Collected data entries
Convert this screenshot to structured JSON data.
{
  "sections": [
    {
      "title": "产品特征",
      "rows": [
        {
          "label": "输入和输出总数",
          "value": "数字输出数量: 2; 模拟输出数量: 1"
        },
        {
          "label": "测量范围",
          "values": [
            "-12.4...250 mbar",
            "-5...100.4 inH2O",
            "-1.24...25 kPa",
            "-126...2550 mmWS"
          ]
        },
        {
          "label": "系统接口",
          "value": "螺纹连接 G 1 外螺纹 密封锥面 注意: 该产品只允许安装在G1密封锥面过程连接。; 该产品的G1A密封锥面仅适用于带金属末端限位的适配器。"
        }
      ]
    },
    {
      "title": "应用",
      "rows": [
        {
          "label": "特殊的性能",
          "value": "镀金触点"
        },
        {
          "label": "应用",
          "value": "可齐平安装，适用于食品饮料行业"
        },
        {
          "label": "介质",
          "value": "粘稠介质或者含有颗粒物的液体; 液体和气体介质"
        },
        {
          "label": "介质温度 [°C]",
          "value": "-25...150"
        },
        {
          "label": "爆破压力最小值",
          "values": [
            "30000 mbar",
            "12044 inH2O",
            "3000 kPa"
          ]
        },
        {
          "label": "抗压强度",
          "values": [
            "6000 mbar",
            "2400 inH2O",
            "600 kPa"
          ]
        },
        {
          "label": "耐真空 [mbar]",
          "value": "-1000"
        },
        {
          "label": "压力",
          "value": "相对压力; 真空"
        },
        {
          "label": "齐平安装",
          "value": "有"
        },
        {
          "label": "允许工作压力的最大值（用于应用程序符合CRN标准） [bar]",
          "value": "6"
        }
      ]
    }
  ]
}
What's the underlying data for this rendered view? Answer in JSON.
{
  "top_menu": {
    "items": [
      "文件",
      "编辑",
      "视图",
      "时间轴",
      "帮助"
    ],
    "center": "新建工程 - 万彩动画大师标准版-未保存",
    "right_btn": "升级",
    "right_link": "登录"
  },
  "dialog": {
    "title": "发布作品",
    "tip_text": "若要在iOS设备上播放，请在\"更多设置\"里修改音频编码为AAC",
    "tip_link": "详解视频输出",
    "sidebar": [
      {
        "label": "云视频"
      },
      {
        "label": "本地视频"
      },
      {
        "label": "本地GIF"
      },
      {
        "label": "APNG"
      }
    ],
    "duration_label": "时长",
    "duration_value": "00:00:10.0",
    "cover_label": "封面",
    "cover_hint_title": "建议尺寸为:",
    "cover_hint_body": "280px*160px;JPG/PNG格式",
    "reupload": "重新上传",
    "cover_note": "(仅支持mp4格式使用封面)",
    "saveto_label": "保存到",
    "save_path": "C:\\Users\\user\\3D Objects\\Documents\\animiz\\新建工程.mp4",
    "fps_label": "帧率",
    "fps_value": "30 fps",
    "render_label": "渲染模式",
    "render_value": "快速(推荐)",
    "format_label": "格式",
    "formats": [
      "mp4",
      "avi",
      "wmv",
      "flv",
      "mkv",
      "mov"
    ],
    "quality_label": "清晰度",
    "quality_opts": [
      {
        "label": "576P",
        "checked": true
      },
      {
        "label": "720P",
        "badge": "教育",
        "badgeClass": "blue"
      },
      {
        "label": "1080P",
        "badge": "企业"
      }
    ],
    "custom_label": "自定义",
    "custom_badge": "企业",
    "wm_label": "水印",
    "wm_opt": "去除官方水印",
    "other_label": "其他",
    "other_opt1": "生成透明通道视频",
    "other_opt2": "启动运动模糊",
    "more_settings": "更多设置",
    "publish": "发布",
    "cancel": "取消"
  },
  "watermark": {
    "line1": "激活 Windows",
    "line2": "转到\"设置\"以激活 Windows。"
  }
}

● Job
Return the whole listing exactly, with every line included.

● Output of the exercise
Convert this screenshot to structured JSON data.
{
  "sections": [
    {
      "title": "产品特征",
      "rows": [
        {
          "label": "输入和输出总数",
          "value": "数字输出数量: 2; 模拟输出数量: 1"
        },
        {
          "label": "测量范围",
          "values": [
            "-12.4...250 mbar",
            "-5...100.4 inH2O",
            "-1.24...25 kPa",
            "-126...2550 mmWS"
          ]
        },
        {
          "label": "系统接口",
          "value": "螺纹连接 G 1 外螺纹 密封锥面 注意: 该产品只允许安装在G1密封锥面过程连接。; 该产品的G1A密封锥面仅适用于带金属末端限位的适配器。"
        }
      ]
    },
    {
      "title": "应用",
      "rows": [
        {
          "label": "特殊的性能",
          "value": "镀金触点"
        },
        {
          "label": "应用",
          "value": "可齐平安装，适用于食品饮料行业"
        },
        {
          "label": "介质",
          "value": "粘稠介质或者含有颗粒物的液体; 液体和气体介质"
        },
        {
          "label": "介质温度 [°C]",
          "value": "-25...150"
        },
        {
          "label": "爆破压力最小值",
          "values": [
            "30000 mbar",
            "12044 inH2O",
            "3000 kPa"
          ]
        },
        {
          "label": "抗压强度",
          "values": [
            "6000 mbar",
            "2400 inH2O",
            "600 kPa"
          ]
        },
        {
          "label": "耐真空 [mbar]",
          "value": "-1000"
        },
        {
          "label": "压力",
          "value": "相对压力; 真空"
        },
        {
          "label": "齐平安装",
          "value": "有"
        },
        {
          "label": "允许工作压力的最大值（用于应用程序符合CRN标准） [bar]",
          "value": "6"
        }
      ]
    }
  ]
}
What's the underlying data for this rendered view? Answer in JSON.
{
  "top_menu": {
    "items": [
      "文件",
      "编辑",
      "视图",
      "时间轴",
      "帮助"
    ],
    "center": "新建工程 - 万彩动画大师标准版-未保存",
    "right_btn": "升级",
    "right_link": "登录"
  },
  "dialog": {
    "title": "发布作品",
    "tip_text": "若要在iOS设备上播放，请在\"更多设置\"里修改音频编码为AAC",
    "tip_link": "详解视频输出",
    "sidebar": [
      {
        "label": "云视频"
      },
      {
        "label": "本地视频"
      },
      {
        "label": "本地GIF"
      },
      {
        "label": "APNG"
      }
    ],
    "duration_label": "时长",
    "duration_value": "00:00:10.0",
    "cover_label": "封面",
    "cover_hint_title": "建议尺寸为:",
    "cover_hint_body": "280px*160px;JPG/PNG格式",
    "reupload": "重新上传",
    "cover_note": "(仅支持mp4格式使用封面)",
    "saveto_label": "保存到",
    "save_path": "C:\\Users\\user\\3D Objects\\Documents\\animiz\\新建工程.mp4",
    "fps_label": "帧率",
    "fps_value": "30 fps",
    "render_label": "渲染模式",
    "render_value": "快速(推荐)",
    "format_label": "格式",
    "formats": [
      "mp4",
      "avi",
      "wmv",
      "flv",
      "mkv",
      "mov"
    ],
    "quality_label": "清晰度",
    "quality_opts": [
      {
        "label": "576P",
        "checked": true
      },
      {
        "label": "720P",
        "badge": "教育",
        "badgeClass": "blue"
      },
      {
        "label": "1080P",
        "badge": "企业"
      }
    ],
    "custom_label": "自定义",
    "custom_badge": "企业",
    "wm_label": "水印",
    "wm_opt": "去除官方水印",
    "other_label": "其他",
    "other_opt1": "生成透明通道视频",
    "other_opt2": "启动运动模糊",
    "more_settings": "更多设置",
    "publish": "发布",
    "cancel": "取消"
  },
  "watermark": {
    "line1": "激活 Windows",
    "line2": "转到\"设置\"以激活 Windows。"
  }
}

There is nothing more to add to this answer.